Reproduce every line of the records below word for word.

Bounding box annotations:
******************************

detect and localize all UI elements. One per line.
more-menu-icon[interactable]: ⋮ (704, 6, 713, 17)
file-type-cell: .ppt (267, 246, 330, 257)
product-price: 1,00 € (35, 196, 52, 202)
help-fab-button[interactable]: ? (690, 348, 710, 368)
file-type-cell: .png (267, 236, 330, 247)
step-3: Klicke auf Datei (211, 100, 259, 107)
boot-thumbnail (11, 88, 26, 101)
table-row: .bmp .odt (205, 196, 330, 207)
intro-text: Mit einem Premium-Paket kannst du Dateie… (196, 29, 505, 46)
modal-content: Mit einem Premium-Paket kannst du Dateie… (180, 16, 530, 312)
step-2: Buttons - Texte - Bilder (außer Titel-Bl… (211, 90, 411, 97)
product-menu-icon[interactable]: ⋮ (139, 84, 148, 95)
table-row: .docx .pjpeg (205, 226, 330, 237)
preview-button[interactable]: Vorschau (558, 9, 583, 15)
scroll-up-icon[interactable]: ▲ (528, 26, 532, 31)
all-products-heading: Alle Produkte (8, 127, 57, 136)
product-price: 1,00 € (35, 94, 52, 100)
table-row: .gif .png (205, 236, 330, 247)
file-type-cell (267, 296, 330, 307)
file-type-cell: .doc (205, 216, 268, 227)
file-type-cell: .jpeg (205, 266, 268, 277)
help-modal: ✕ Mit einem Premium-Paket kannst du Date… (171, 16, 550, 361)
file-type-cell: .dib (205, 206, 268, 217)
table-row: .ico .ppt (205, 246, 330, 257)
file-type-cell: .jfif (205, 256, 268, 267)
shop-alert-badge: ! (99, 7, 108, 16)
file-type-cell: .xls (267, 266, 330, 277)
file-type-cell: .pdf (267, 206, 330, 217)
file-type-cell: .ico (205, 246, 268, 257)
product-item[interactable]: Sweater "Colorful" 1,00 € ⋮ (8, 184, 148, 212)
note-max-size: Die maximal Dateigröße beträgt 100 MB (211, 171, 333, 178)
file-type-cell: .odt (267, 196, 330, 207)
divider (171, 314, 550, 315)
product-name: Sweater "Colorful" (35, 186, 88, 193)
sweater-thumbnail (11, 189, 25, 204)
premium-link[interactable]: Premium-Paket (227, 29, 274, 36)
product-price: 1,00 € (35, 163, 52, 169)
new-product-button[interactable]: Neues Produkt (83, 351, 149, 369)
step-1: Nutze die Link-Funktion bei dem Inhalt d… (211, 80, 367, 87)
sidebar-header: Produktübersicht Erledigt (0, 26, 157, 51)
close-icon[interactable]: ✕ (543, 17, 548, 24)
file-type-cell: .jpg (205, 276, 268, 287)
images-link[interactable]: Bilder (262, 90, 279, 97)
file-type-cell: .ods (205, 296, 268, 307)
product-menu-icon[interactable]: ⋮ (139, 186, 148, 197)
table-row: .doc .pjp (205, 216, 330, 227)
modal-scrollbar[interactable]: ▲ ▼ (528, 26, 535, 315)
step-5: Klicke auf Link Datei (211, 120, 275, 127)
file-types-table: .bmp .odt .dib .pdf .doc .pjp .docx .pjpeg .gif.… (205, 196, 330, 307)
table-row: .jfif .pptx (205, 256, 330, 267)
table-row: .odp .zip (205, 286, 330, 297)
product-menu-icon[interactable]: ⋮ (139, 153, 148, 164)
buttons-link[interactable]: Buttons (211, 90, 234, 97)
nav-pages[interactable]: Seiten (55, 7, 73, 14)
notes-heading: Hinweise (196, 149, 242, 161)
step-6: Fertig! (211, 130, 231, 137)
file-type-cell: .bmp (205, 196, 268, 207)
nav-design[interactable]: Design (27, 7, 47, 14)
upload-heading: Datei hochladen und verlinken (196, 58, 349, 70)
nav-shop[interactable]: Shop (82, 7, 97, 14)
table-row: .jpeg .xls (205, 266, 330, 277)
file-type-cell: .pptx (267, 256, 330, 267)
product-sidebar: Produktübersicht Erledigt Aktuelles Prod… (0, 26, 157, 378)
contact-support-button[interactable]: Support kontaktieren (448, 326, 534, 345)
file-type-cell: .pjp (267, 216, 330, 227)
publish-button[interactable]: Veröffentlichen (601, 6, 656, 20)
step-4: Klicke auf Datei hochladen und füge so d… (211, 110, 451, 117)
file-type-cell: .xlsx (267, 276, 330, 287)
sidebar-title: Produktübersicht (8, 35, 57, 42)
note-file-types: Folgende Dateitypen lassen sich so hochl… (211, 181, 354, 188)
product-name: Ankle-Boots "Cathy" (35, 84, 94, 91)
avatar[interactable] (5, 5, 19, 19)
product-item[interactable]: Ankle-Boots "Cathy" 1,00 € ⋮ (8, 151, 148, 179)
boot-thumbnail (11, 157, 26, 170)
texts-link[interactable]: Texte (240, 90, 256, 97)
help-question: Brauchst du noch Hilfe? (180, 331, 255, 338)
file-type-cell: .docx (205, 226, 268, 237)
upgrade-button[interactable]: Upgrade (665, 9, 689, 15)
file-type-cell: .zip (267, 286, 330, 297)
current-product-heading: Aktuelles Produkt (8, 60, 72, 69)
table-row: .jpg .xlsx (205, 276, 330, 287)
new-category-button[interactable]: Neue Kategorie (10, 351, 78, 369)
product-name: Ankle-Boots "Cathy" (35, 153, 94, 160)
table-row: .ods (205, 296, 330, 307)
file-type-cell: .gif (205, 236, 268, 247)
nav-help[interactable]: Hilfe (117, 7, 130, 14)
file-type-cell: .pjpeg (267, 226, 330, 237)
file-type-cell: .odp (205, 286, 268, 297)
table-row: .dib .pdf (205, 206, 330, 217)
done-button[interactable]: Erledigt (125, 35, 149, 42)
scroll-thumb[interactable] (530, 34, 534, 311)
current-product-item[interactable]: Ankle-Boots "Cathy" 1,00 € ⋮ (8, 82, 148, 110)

******************************

__Completed task__.
detect and localize all UI elements. One per line.
more-menu-icon[interactable]: ⋮ (704, 6, 713, 17)
file-type-cell: .ppt (267, 246, 330, 257)
product-price: 1,00 € (35, 196, 52, 202)
help-fab-button[interactable]: ? (690, 348, 710, 368)
file-type-cell: .png (267, 236, 330, 247)
step-3: Klicke auf Datei (211, 100, 259, 107)
boot-thumbnail (11, 88, 26, 101)
table-row: .bmp .odt (205, 196, 330, 207)
intro-text: Mit einem Premium-Paket kannst du Dateie… (196, 29, 505, 46)
modal-content: Mit einem Premium-Paket kannst du Dateie… (180, 16, 530, 312)
step-2: Buttons - Texte - Bilder (außer Titel-Bl… (211, 90, 411, 97)
product-menu-icon[interactable]: ⋮ (139, 84, 148, 95)
table-row: .docx .pjpeg (205, 226, 330, 237)
preview-button[interactable]: Vorschau (558, 9, 583, 15)
scroll-up-icon[interactable]: ▲ (528, 26, 532, 31)
all-products-heading: Alle Produkte (8, 127, 57, 136)
product-price: 1,00 € (35, 94, 52, 100)
table-row: .gif .png (205, 236, 330, 247)
file-type-cell (267, 296, 330, 307)
file-type-cell: .doc (205, 216, 268, 227)
file-type-cell: .jpeg (205, 266, 268, 277)
help-modal: ✕ Mit einem Premium-Paket kannst du Date… (171, 16, 550, 361)
file-type-cell: .dib (205, 206, 268, 217)
table-row: .ico .ppt (205, 246, 330, 257)
file-type-cell: .jfif (205, 256, 268, 267)
shop-alert-badge: ! (99, 7, 108, 16)
file-type-cell: .xls (267, 266, 330, 277)
file-type-cell: .pdf (267, 206, 330, 217)
file-type-cell: .ico (205, 246, 268, 257)
product-item[interactable]: Sweater "Colorful" 1,00 € ⋮ (8, 184, 148, 212)
note-max-size: Die maximal Dateigröße beträgt 100 MB (211, 171, 333, 178)
file-type-cell: .odt (267, 196, 330, 207)
divider (171, 314, 550, 315)
product-name: Sweater "Colorful" (35, 186, 88, 193)
sweater-thumbnail (11, 189, 25, 204)
premium-link[interactable]: Premium-Paket (227, 29, 274, 36)
product-price: 1,00 € (35, 163, 52, 169)
new-product-button[interactable]: Neues Produkt (83, 351, 149, 369)
step-1: Nutze die Link-Funktion bei dem Inhalt d… (211, 80, 367, 87)
sidebar-header: Produktübersicht Erledigt (0, 26, 157, 51)
close-icon[interactable]: ✕ (543, 17, 548, 24)
file-type-cell: .jpg (205, 276, 268, 287)
images-link[interactable]: Bilder (262, 90, 279, 97)
file-type-cell: .ods (205, 296, 268, 307)
product-menu-icon[interactable]: ⋮ (139, 186, 148, 197)
table-row: .doc .pjp (205, 216, 330, 227)
modal-scrollbar[interactable]: ▲ ▼ (528, 26, 535, 315)
step-5: Klicke auf Link Datei (211, 120, 275, 127)
file-types-table: .bmp .odt .dib .pdf .doc .pjp .docx .pjpeg .gif.… (205, 196, 330, 307)
table-row: .jfif .pptx (205, 256, 330, 267)
table-row: .odp .zip (205, 286, 330, 297)
product-menu-icon[interactable]: ⋮ (139, 153, 148, 164)
buttons-link[interactable]: Buttons (211, 90, 234, 97)
nav-pages[interactable]: Seiten (55, 7, 73, 14)
notes-heading: Hinweise (196, 149, 242, 161)
step-6: Fertig! (211, 130, 231, 137)
file-type-cell: .bmp (205, 196, 268, 207)
nav-design[interactable]: Design (27, 7, 47, 14)
upload-heading: Datei hochladen und verlinken (196, 58, 349, 70)
nav-shop[interactable]: Shop (82, 7, 97, 14)
table-row: .jpeg .xls (205, 266, 330, 277)
file-type-cell: .pptx (267, 256, 330, 267)
product-sidebar: Produktübersicht Erledigt Aktuelles Prod… (0, 26, 157, 378)
contact-support-button[interactable]: Support kontaktieren (448, 326, 534, 345)
file-type-cell: .pjp (267, 216, 330, 227)
publish-button[interactable]: Veröffentlichen (601, 6, 656, 20)
step-4: Klicke auf Datei hochladen und füge so d… (211, 110, 451, 117)
file-type-cell: .xlsx (267, 276, 330, 287)
sidebar-title: Produktübersicht (8, 35, 57, 42)
note-file-types: Folgende Dateitypen lassen sich so hochl… (211, 181, 354, 188)
product-name: Ankle-Boots "Cathy" (35, 84, 94, 91)
avatar[interactable] (5, 5, 19, 19)
product-item[interactable]: Ankle-Boots "Cathy" 1,00 € ⋮ (8, 151, 148, 179)
boot-thumbnail (11, 157, 26, 170)
texts-link[interactable]: Texte (240, 90, 256, 97)
help-question: Brauchst du noch Hilfe? (180, 331, 255, 338)
file-type-cell: .docx (205, 226, 268, 237)
upgrade-button[interactable]: Upgrade (665, 9, 689, 15)
file-type-cell: .zip (267, 286, 330, 297)
current-product-heading: Aktuelles Produkt (8, 60, 72, 69)
table-row: .jpg .xlsx (205, 276, 330, 287)
new-category-button[interactable]: Neue Kategorie (10, 351, 78, 369)
product-name: Ankle-Boots "Cathy" (35, 153, 94, 160)
table-row: .ods (205, 296, 330, 307)
file-type-cell: .gif (205, 236, 268, 247)
nav-help[interactable]: Hilfe (117, 7, 130, 14)
file-type-cell: .pjpeg (267, 226, 330, 237)
file-type-cell: .odp (205, 286, 268, 297)
table-row: .dib .pdf (205, 206, 330, 217)
done-button[interactable]: Erledigt (125, 35, 149, 42)
scroll-thumb[interactable] (530, 34, 534, 311)
current-product-item[interactable]: Ankle-Boots "Cathy" 1,00 € ⋮ (8, 82, 148, 110)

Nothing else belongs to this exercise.